:: Problem statement ::
Write out all the entries word for word and omit any pictures.

------------------------------

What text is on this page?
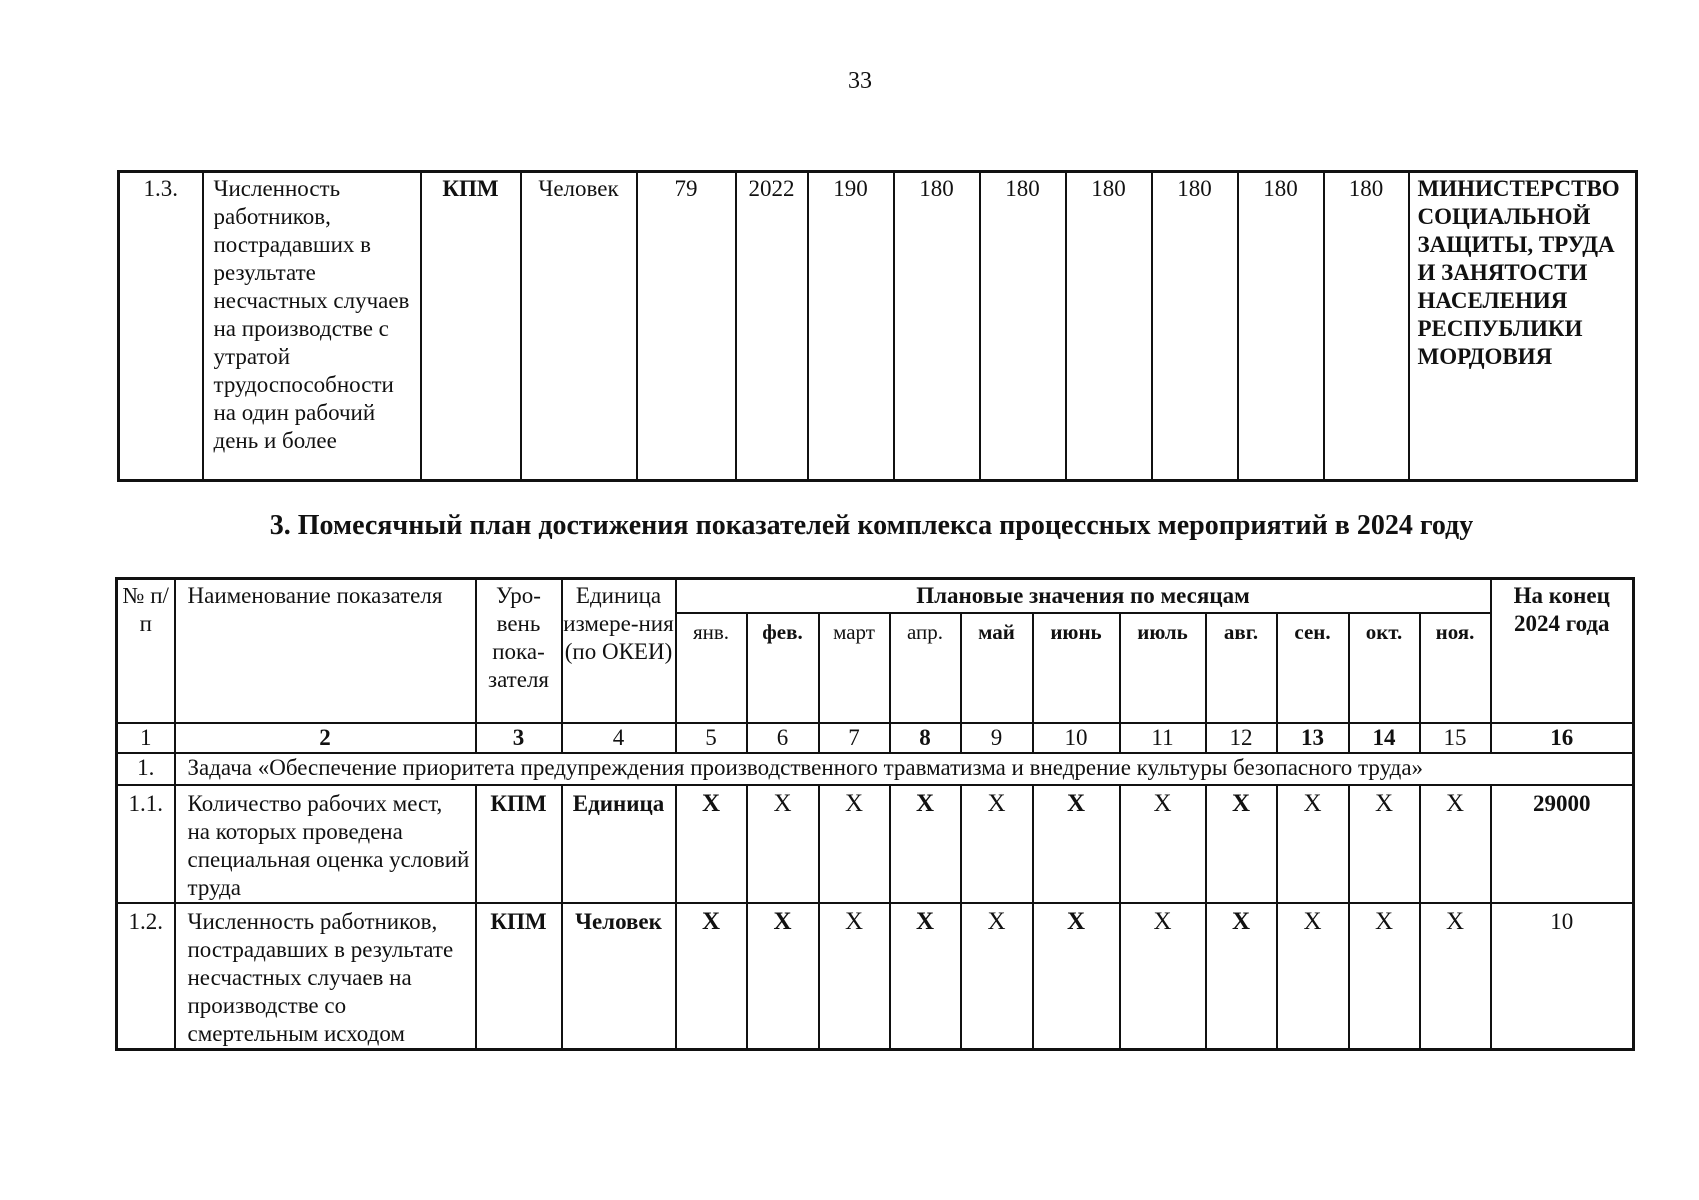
33
1.3.	Численность работников, пострадавших в результате несчастных случаев на производстве с утратой трудоспособности на один рабочий день и более	КПМ	Человек	79	2022	190	180	180	180	180	180	180	МИНИСТЕРСТВО СОЦИАЛЬНОЙ ЗАЩИТЫ, ТРУДА И ЗАНЯТОСТИ НАСЕЛЕНИЯ РЕСПУБЛИКИ МОРДОВИЯ
3. Помесячный план достижения показателей комплекса процессных мероприятий в 2024 году
№ п/п	Наименование показателя	Уро-вень пока-зателя	Единица измере-ния (по ОКЕИ)	Плановые значения по месяцам											На конец 2024 года
				янв.	фев.	март	апр.	май	июнь	июль	авг.	сен.	окт.	ноя.	
1	2	3	4	5	6	7	8	9	10	11	12	13	14	15	16
1.	Задача «Обеспечение приоритета предупреждения производственного травматизма и внедрение культуры безопасного труда»														
1.1.	Количество рабочих мест, на которых проведена специальная оценка условий труда	КПМ	Единица	X	X	X	X	X	X	X	X	X	X	X	29000
1.2.	Численность работников, пострадавших в результате несчастных случаев на производстве со смертельным исходом	КПМ	Человек	X	X	X	X	X	X	X	X	X	X	X	10
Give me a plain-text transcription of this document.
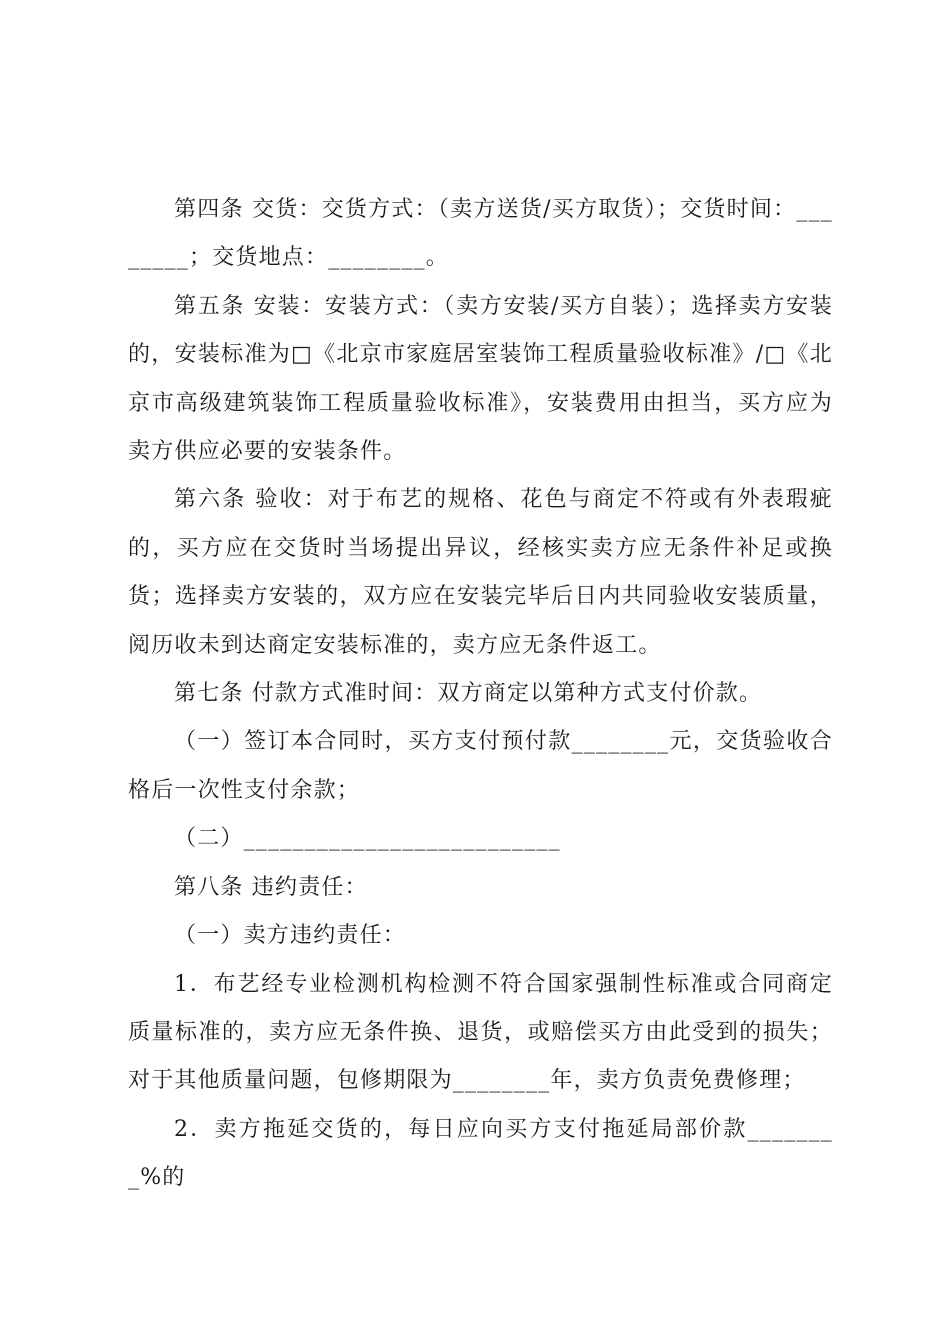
第四条 交货：交货方式：（卖方送货/买方取货）；交货时间：________；交货地点：________。

第五条 安装：安装方式：（卖方安装/买方自装）；选择卖方安装的，安装标准为□《北京市家庭居室装饰工程质量验收标准》/□《北京市高级建筑装饰工程质量验收标准》，安装费用由担当，买方应为卖方供应必要的安装条件。

第六条 验收：对于布艺的规格、花色与商定不符或有外表瑕疵的，买方应在交货时当场提出异议，经核实卖方应无条件补足或换货；选择卖方安装的，双方应在安装完毕后日内共同验收安装质量，阅历收未到达商定安装标准的，卖方应无条件返工。

第七条 付款方式准时间：双方商定以第种方式支付价款。

（一）签订本合同时，买方支付预付款________元，交货验收合格后一次性支付余款；

（二）__________________________

第八条 违约责任：

（一）卖方违约责任：

1．布艺经专业检测机构检测不符合国家强制性标准或合同商定质量标准的，卖方应无条件换、退货，或赔偿买方由此受到的损失；对于其他质量问题，包修期限为________年，卖方负责免费修理；

2．卖方拖延交货的，每日应向买方支付拖延局部价款________%的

------------------------------

:: The output ::
What text is on this page?
33
1.3.	Численность работников, пострадавших в результате несчастных случаев на производстве с утратой трудоспособности на один рабочий день и более	КПМ	Человек	79	2022	190	180	180	180	180	180	180	МИНИСТЕРСТВО СОЦИАЛЬНОЙ ЗАЩИТЫ, ТРУДА И ЗАНЯТОСТИ НАСЕЛЕНИЯ РЕСПУБЛИКИ МОРДОВИЯ
3. Помесячный план достижения показателей комплекса процессных мероприятий в 2024 году
№ п/п	Наименование показателя	Уро-вень пока-зателя	Единица измере-ния (по ОКЕИ)	Плановые значения по месяцам											На конец 2024 года
				янв.	фев.	март	апр.	май	июнь	июль	авг.	сен.	окт.	ноя.	
1	2	3	4	5	6	7	8	9	10	11	12	13	14	15	16
1.	Задача «Обеспечение приоритета предупреждения производственного травматизма и внедрение культуры безопасного труда»														
1.1.	Количество рабочих мест, на которых проведена специальная оценка условий труда	КПМ	Единица	X	X	X	X	X	X	X	X	X	X	X	29000
1.2.	Численность работников, пострадавших в результате несчастных случаев на производстве со смертельным исходом	КПМ	Человек	X	X	X	X	X	X	X	X	X	X	X	10
Give me a plain-text transcription of this document.
第四条 交货：交货方式：（卖方送货/买方取货）；交货时间：________；交货地点：________。

第五条 安装：安装方式：（卖方安装/买方自装）；选择卖方安装的，安装标准为□《北京市家庭居室装饰工程质量验收标准》/□《北京市高级建筑装饰工程质量验收标准》，安装费用由担当，买方应为卖方供应必要的安装条件。

第六条 验收：对于布艺的规格、花色与商定不符或有外表瑕疵的，买方应在交货时当场提出异议，经核实卖方应无条件补足或换货；选择卖方安装的，双方应在安装完毕后日内共同验收安装质量，阅历收未到达商定安装标准的，卖方应无条件返工。

第七条 付款方式准时间：双方商定以第种方式支付价款。

（一）签订本合同时，买方支付预付款________元，交货验收合格后一次性支付余款；

（二）__________________________

第八条 违约责任：

（一）卖方违约责任：

1．布艺经专业检测机构检测不符合国家强制性标准或合同商定质量标准的，卖方应无条件换、退货，或赔偿买方由此受到的损失；对于其他质量问题，包修期限为________年，卖方负责免费修理；

2．卖方拖延交货的，每日应向买方支付拖延局部价款________%的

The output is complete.